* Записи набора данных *

-=-=-

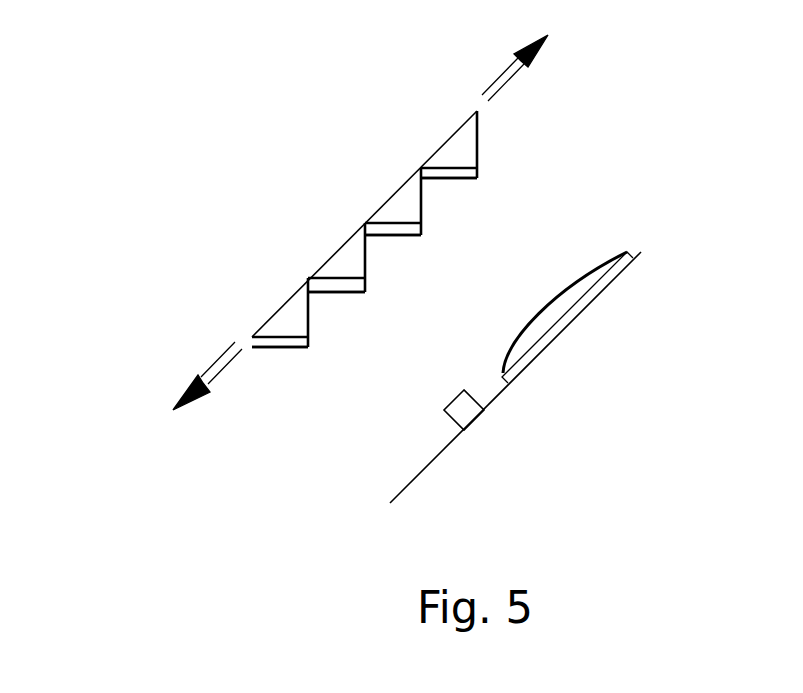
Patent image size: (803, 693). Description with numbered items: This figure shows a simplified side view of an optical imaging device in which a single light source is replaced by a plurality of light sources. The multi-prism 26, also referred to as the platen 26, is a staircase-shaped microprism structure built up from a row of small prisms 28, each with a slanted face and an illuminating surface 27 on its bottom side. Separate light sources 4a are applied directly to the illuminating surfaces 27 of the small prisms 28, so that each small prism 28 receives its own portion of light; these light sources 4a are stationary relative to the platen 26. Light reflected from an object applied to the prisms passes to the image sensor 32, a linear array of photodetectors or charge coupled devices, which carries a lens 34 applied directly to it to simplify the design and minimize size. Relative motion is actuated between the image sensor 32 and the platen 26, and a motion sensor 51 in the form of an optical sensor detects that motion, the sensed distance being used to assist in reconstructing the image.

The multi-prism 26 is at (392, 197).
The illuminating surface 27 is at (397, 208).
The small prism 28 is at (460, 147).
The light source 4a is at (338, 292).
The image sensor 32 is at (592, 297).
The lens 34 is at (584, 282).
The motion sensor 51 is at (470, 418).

-=-=-

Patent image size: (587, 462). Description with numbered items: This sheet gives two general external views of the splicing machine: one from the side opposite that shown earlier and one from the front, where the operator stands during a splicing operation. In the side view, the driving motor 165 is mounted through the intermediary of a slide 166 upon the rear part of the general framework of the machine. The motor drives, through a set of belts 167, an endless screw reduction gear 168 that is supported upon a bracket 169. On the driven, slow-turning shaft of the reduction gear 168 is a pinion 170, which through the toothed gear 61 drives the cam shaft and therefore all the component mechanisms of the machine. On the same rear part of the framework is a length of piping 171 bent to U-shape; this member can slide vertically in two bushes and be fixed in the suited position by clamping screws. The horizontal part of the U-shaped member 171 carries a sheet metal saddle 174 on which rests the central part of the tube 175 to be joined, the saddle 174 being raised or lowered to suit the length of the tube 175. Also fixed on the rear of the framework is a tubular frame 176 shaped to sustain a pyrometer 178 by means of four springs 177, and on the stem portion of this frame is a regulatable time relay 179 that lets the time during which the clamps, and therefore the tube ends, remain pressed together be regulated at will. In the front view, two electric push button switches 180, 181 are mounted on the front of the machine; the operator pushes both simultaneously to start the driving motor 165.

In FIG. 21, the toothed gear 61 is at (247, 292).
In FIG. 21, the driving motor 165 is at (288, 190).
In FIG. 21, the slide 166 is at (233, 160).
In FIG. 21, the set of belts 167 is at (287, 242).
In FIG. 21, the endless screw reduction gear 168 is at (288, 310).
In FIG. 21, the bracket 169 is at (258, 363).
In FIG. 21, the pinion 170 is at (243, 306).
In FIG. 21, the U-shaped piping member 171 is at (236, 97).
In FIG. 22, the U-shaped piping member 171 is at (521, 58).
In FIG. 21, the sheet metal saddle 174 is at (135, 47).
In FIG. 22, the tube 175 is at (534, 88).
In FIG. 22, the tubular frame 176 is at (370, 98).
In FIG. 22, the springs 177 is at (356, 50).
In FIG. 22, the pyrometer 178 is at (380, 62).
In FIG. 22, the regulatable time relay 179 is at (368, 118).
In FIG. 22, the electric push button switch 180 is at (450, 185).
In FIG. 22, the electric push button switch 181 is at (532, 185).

-=-=-

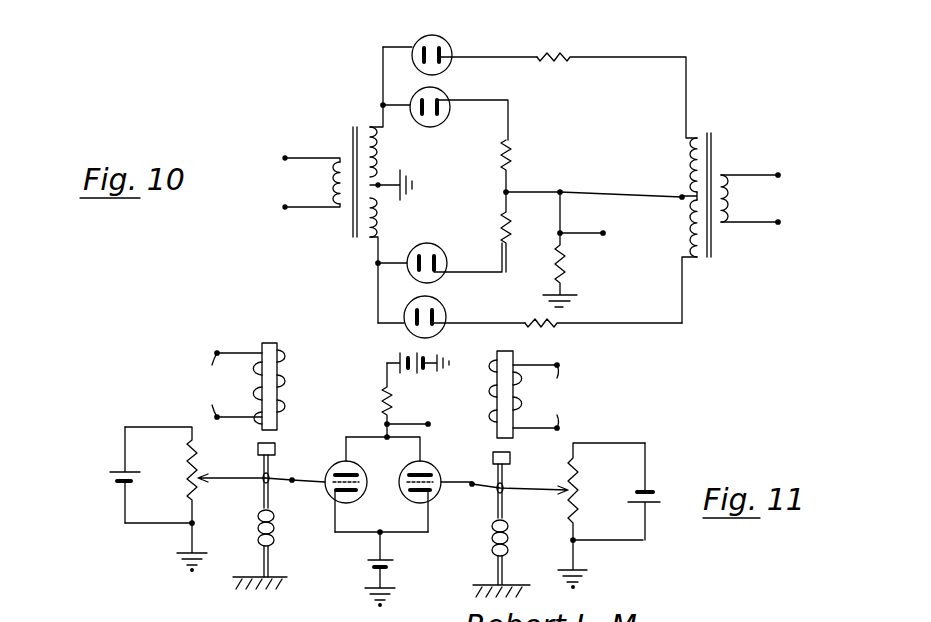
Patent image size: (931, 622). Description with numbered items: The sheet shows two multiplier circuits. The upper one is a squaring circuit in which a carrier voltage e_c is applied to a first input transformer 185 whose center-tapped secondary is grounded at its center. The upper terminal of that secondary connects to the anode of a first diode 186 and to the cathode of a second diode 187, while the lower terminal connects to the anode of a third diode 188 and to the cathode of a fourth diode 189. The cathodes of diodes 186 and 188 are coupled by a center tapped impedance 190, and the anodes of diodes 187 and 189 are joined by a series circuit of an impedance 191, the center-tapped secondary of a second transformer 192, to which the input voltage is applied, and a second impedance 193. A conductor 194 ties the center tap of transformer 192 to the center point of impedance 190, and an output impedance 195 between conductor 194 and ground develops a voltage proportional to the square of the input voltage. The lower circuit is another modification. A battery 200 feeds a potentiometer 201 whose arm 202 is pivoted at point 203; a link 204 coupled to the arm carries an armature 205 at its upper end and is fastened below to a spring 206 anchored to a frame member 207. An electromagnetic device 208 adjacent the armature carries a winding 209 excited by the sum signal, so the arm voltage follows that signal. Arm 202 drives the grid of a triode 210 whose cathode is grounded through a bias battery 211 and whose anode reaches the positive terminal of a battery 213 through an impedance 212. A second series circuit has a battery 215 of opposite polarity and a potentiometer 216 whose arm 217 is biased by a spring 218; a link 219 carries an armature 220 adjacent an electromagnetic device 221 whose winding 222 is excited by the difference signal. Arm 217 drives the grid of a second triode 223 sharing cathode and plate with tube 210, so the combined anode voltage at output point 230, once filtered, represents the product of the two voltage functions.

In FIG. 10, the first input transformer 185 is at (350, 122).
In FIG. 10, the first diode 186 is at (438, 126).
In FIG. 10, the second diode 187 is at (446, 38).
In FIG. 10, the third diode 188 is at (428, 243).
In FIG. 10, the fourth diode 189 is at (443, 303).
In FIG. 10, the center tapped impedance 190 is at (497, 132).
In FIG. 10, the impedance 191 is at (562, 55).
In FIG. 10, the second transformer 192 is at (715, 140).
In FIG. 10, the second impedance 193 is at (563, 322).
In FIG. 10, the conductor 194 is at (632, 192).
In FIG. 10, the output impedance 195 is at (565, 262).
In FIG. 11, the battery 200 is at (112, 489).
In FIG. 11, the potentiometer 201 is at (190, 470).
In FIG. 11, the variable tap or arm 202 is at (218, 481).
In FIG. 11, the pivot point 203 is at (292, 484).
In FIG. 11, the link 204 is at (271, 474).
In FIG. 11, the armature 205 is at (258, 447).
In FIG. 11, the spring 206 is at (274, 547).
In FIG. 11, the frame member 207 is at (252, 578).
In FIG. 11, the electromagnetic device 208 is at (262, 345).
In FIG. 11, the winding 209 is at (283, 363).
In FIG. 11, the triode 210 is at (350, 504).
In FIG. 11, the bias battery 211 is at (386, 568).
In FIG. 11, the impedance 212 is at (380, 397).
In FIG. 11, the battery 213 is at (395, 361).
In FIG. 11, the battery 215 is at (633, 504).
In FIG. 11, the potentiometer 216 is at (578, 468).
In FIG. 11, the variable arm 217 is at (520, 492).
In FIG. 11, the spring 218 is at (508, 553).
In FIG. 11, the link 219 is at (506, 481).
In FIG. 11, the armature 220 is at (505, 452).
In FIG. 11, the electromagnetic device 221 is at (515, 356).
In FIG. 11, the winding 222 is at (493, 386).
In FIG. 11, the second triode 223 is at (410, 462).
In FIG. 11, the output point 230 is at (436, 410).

-=-=-

* Что требуется *
Приведите нумерованным списком участок, который начинается со строки, содержащей «Patent image size: (803, 693).», и заканчивается строкой, содержащей «The light source 4a is at (338, 292).», включая обе граничные строки. Пустые строки в список не включайте.

* Решение задачи *
1. Patent image size: (803, 693). Description with numbered items: This figure shows a simplified side view of an optical imaging device in which a single light source is replaced by a plurality of light sources. The multi-prism 26, also referred to as the platen 26, is a staircase-shaped microprism structure built up from a row of small prisms 28, each with a slanted face and an illuminating surface 27 on its bottom side. Separate light sources 4a are applied directly to the illuminating surfaces 27 of the small prisms 28, so that each small prism 28 receives its own portion of light; these light sources 4a are stationary relative to the platen 26. Light reflected from an object applied to the prisms passes to the image sensor 32, a linear array of photodetectors or charge coupled devices, which carries a lens 34 applied directly to it to simplify the design and minimize size. Relative motion is actuated between the image sensor 32 and the platen 26, and a motion sensor 51 in the form of an optical sensor detects that motion, the sensed distance being used to assist in reconstructing the image.
2. The multi-prism 26 is at (392, 197).
3. The illuminating surface 27 is at (397, 208).
4. The small prism 28 is at (460, 147).
5. The light source 4a is at (338, 292).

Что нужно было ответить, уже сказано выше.